--- Start of RECORD EXTRACTS ---
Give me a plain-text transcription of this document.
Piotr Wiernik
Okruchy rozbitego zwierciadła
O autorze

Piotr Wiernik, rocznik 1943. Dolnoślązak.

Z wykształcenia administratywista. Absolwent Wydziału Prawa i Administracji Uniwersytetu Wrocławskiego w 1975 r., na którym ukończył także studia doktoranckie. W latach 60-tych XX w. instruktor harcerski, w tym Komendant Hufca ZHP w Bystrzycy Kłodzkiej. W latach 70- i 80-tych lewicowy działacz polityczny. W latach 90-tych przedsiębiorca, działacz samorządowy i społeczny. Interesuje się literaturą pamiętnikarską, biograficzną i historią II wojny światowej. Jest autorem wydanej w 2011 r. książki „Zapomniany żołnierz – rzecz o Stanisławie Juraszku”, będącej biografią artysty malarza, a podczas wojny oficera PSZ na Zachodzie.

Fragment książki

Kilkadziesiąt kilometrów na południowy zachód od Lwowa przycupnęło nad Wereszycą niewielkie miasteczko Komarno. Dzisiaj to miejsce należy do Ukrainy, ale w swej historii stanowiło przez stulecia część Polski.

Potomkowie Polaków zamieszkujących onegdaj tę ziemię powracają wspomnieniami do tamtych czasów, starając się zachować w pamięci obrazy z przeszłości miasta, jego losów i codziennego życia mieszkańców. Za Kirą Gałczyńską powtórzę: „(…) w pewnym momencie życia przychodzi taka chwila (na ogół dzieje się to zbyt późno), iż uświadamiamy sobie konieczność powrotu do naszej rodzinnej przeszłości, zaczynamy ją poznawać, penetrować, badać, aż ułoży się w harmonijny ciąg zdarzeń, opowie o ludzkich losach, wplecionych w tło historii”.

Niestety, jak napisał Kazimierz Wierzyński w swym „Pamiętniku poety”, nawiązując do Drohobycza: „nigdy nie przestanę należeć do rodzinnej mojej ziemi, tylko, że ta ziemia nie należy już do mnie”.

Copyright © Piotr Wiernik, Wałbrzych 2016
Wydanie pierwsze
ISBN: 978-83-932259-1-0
--- End of RECORD EXTRACTS ---
§ **WHAT YOU NEED TO DO**: Pull out all lines from the entries above that include the word "należy".

§ **RESPONSE**:
Kilkadziesiąt kilometrów na południowy zachód od Lwowa przycupnęło nad Wereszycą niewielkie miasteczko Komarno. Dzisiaj to miejsce należy do Ukrainy, ale w swej historii stanowiło przez stulecia część Polski.
Niestety, jak napisał Kazimierz Wierzyński w swym „Pamiętniku poety”, nawiązując do Drohobycza: „nigdy nie przestanę należeć do rodzinnej mojej ziemi, tylko, że ta ziemia nie należy już do mnie”.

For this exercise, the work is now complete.